WRITTEN REQUEST:
Copy each line of the entries beneath that contains the word "chevron".
━━━━━ ENTRIES SUPPLIED ━━━━━
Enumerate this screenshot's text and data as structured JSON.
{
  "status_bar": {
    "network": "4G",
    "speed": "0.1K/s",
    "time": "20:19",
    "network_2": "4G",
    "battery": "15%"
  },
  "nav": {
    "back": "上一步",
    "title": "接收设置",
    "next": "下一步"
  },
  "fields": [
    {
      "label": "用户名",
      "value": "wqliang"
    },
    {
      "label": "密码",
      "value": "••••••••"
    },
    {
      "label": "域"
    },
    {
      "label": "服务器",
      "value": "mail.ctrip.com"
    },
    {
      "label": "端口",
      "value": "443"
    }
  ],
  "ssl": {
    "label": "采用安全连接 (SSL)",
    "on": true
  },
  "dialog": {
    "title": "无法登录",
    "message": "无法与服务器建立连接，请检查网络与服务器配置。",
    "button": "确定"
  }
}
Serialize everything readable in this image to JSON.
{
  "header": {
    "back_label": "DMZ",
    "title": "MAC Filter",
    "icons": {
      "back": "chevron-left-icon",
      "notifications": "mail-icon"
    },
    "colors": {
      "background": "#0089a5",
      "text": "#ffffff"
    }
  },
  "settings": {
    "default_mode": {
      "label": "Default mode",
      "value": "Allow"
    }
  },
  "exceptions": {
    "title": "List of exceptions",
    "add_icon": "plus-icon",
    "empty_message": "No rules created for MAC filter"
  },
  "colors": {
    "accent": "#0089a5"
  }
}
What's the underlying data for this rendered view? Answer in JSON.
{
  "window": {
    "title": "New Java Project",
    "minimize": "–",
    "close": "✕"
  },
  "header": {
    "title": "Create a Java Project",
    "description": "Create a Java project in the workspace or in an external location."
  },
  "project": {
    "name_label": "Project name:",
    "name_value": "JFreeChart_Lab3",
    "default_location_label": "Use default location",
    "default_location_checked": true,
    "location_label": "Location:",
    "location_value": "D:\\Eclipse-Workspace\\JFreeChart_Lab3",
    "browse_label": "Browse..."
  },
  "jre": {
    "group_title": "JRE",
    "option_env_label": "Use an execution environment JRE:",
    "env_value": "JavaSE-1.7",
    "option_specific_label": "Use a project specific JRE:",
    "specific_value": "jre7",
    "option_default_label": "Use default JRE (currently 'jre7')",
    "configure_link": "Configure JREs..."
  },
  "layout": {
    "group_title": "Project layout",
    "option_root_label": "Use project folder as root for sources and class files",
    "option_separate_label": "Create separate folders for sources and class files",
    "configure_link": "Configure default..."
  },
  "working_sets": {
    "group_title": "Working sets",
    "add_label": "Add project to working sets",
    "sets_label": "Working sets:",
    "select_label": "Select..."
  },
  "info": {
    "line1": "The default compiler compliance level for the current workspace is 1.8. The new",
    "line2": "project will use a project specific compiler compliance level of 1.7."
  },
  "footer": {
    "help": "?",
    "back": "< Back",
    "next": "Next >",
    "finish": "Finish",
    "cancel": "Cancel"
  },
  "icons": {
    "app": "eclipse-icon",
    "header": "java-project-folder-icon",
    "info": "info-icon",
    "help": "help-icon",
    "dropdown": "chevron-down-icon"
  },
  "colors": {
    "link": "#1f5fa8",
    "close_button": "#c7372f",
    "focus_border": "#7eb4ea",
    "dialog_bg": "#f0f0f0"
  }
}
━━━━━
OUTPUT FOR THIS TASK:
      "back": "chevron-left-icon",
    "dropdown": "chevron-down-icon"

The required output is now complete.